THE REQUEST: Set the pictures aside and set down only the lines from the line holding "Serialize everything readable" through the end of the entries below, ends included.
— start —
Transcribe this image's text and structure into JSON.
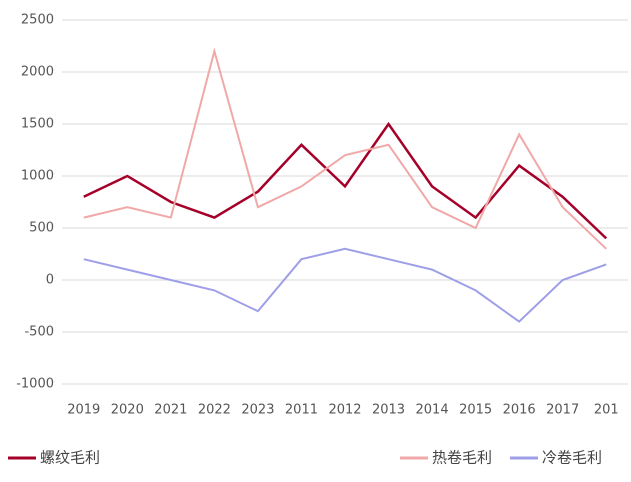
{
  "chart_data": {
    "type": "line",
    "categories": [
      "2019",
      "2020",
      "2021",
      "2022",
      "2023",
      "2011",
      "2012",
      "2013",
      "2014",
      "2015",
      "2016",
      "2017",
      "201"
    ],
    "series": [
      {
        "name": "螺纹毛利",
        "color": "#a5002a",
        "values": [
          800,
          1000,
          750,
          600,
          850,
          1300,
          900,
          1500,
          900,
          600,
          1100,
          800,
          400
        ]
      },
      {
        "name": "热卷毛利",
        "color": "#f0a8a8",
        "values": [
          600,
          700,
          600,
          2200,
          700,
          900,
          1200,
          1300,
          700,
          500,
          1400,
          700,
          300
        ]
      },
      {
        "name": "冷卷毛利",
        "color": "#9f9fe8",
        "values": [
          200,
          100,
          0,
          -100,
          -300,
          200,
          300,
          200,
          100,
          -100,
          -400,
          0,
          150
        ]
      }
    ],
    "ylim": [
      -1000,
      2500
    ],
    "yticks": [
      -1000,
      -500,
      0,
      500,
      1000,
      1500,
      2000,
      2500
    ],
    "grid": true
  }
}
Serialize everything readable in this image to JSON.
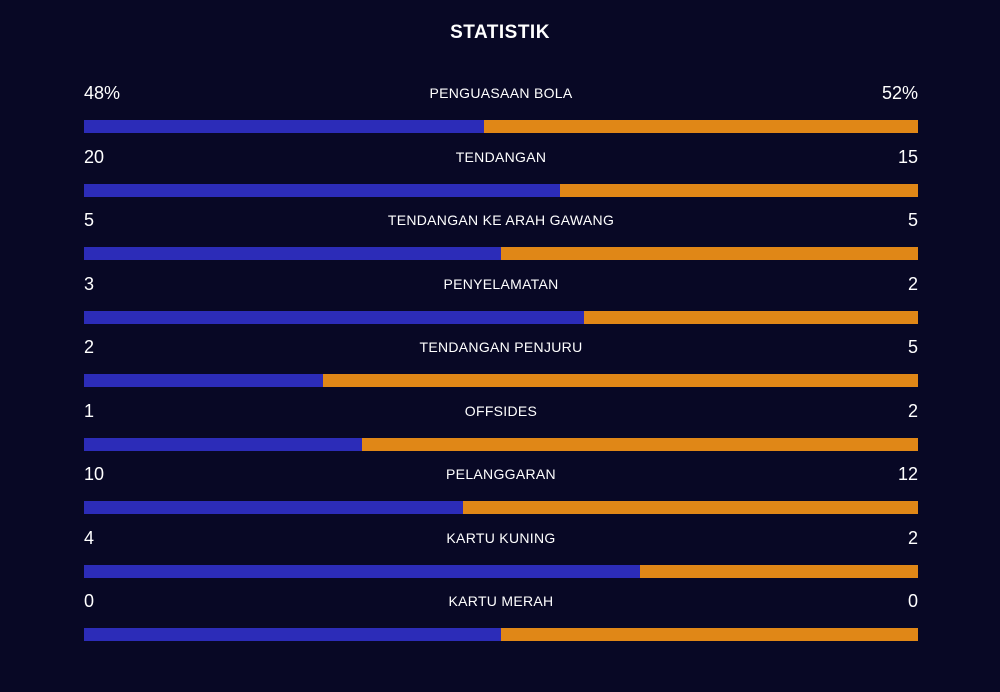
{
  "title": "STATISTIK",
  "colors": {
    "background": "#080825",
    "home": "#2c2cb8",
    "away": "#e08717"
  },
  "stats": [
    {
      "label": "PENGUASAAN BOLA",
      "home": "48%",
      "away": "52%",
      "home_share": 0.48
    },
    {
      "label": "TENDANGAN",
      "home": "20",
      "away": "15",
      "home_share": 0.571
    },
    {
      "label": "TENDANGAN KE ARAH GAWANG",
      "home": "5",
      "away": "5",
      "home_share": 0.5
    },
    {
      "label": "PENYELAMATAN",
      "home": "3",
      "away": "2",
      "home_share": 0.6
    },
    {
      "label": "TENDANGAN PENJURU",
      "home": "2",
      "away": "5",
      "home_share": 0.286
    },
    {
      "label": "OFFSIDES",
      "home": "1",
      "away": "2",
      "home_share": 0.333
    },
    {
      "label": "PELANGGARAN",
      "home": "10",
      "away": "12",
      "home_share": 0.455
    },
    {
      "label": "KARTU KUNING",
      "home": "4",
      "away": "2",
      "home_share": 0.667
    },
    {
      "label": "KARTU MERAH",
      "home": "0",
      "away": "0",
      "home_share": 0.5
    }
  ]
}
— end —
ANSWER TO THIS PROBLEM:
Serialize everything readable in this image to JSON.
{
  "title": "STATISTIK",
  "colors": {
    "background": "#080825",
    "home": "#2c2cb8",
    "away": "#e08717"
  },
  "stats": [
    {
      "label": "PENGUASAAN BOLA",
      "home": "48%",
      "away": "52%",
      "home_share": 0.48
    },
    {
      "label": "TENDANGAN",
      "home": "20",
      "away": "15",
      "home_share": 0.571
    },
    {
      "label": "TENDANGAN KE ARAH GAWANG",
      "home": "5",
      "away": "5",
      "home_share": 0.5
    },
    {
      "label": "PENYELAMATAN",
      "home": "3",
      "away": "2",
      "home_share": 0.6
    },
    {
      "label": "TENDANGAN PENJURU",
      "home": "2",
      "away": "5",
      "home_share": 0.286
    },
    {
      "label": "OFFSIDES",
      "home": "1",
      "away": "2",
      "home_share": 0.333
    },
    {
      "label": "PELANGGARAN",
      "home": "10",
      "away": "12",
      "home_share": 0.455
    },
    {
      "label": "KARTU KUNING",
      "home": "4",
      "away": "2",
      "home_share": 0.667
    },
    {
      "label": "KARTU MERAH",
      "home": "0",
      "away": "0",
      "home_share": 0.5
    }
  ]
}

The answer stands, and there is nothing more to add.